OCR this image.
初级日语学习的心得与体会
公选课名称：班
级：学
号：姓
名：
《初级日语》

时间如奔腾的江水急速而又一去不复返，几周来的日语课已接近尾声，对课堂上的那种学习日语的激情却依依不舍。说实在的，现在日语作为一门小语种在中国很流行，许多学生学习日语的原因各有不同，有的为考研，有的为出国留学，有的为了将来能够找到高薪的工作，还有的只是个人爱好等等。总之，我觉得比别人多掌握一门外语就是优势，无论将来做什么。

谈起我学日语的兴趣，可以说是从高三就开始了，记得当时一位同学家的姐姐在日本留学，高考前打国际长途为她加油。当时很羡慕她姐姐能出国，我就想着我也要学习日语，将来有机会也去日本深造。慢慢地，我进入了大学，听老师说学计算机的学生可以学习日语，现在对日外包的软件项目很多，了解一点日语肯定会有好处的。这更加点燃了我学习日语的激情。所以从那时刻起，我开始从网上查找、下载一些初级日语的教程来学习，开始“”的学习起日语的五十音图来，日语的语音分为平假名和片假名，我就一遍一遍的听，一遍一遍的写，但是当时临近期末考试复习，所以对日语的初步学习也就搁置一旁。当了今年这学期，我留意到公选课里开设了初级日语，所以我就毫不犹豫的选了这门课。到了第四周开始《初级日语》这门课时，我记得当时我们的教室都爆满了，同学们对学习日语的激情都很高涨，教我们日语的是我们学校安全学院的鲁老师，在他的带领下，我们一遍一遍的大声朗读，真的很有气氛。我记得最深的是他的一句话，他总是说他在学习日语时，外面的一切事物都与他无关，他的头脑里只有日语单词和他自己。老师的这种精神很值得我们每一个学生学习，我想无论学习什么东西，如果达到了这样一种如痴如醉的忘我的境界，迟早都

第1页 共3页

########

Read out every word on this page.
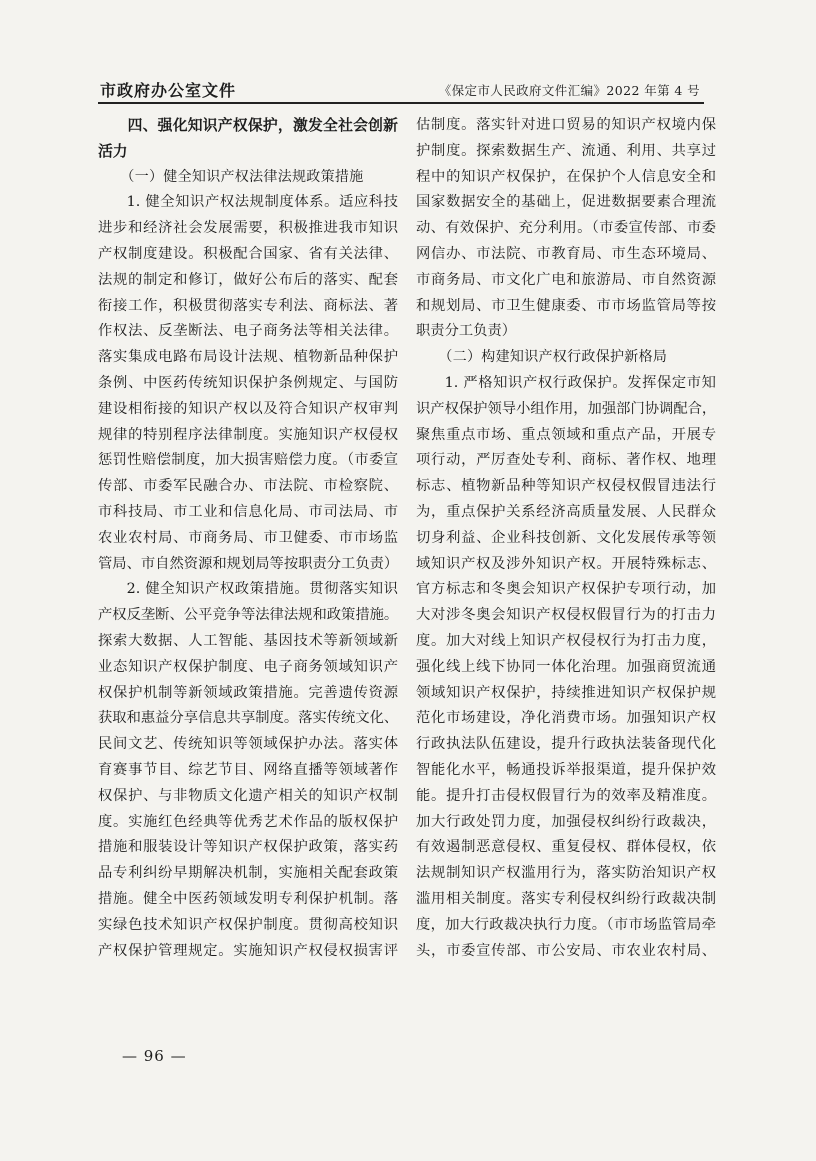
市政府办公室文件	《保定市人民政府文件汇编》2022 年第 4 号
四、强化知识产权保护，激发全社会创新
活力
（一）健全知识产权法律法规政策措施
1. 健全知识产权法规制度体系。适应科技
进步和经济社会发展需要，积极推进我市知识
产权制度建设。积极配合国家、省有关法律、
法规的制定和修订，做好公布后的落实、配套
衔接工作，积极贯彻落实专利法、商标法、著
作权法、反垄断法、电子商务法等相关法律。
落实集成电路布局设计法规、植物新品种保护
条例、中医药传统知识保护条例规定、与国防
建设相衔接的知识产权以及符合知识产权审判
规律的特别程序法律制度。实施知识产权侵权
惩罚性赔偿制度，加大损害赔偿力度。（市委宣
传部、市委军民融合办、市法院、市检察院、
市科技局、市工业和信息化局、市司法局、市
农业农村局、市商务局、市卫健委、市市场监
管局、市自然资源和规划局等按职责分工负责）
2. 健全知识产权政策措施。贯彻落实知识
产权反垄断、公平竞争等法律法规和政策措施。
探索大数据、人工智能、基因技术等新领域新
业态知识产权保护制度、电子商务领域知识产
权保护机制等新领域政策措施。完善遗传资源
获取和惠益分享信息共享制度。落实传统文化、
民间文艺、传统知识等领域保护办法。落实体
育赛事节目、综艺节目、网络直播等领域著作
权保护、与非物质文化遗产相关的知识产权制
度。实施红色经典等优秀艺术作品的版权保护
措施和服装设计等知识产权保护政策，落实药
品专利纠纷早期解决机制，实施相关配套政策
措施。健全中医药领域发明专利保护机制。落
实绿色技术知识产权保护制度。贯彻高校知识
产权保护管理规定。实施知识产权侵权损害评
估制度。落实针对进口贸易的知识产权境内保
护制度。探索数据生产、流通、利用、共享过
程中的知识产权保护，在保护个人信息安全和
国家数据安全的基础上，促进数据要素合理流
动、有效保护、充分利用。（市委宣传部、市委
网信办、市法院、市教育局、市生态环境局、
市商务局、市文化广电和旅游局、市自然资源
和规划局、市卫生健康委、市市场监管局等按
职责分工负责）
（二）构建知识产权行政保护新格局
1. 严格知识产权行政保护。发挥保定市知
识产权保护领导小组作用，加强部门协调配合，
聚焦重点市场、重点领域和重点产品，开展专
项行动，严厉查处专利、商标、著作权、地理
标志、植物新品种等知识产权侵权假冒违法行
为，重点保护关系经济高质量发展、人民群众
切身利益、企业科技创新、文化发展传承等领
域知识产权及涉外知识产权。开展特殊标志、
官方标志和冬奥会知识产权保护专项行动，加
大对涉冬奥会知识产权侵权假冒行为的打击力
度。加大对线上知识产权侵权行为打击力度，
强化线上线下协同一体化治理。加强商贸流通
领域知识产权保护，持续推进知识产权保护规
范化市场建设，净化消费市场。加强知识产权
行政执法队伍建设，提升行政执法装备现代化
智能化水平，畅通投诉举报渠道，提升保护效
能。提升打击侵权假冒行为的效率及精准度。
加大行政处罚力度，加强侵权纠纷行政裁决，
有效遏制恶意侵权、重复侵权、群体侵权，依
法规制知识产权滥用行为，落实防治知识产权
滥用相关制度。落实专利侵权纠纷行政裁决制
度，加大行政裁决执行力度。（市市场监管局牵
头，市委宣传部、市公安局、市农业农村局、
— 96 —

########

## [Problem]
Copy each line of the records that contains the word "市商务局".

## [Response]
农业农村局、市商务局、市卫健委、市市场监
市商务局、市文化广电和旅游局、市自然资源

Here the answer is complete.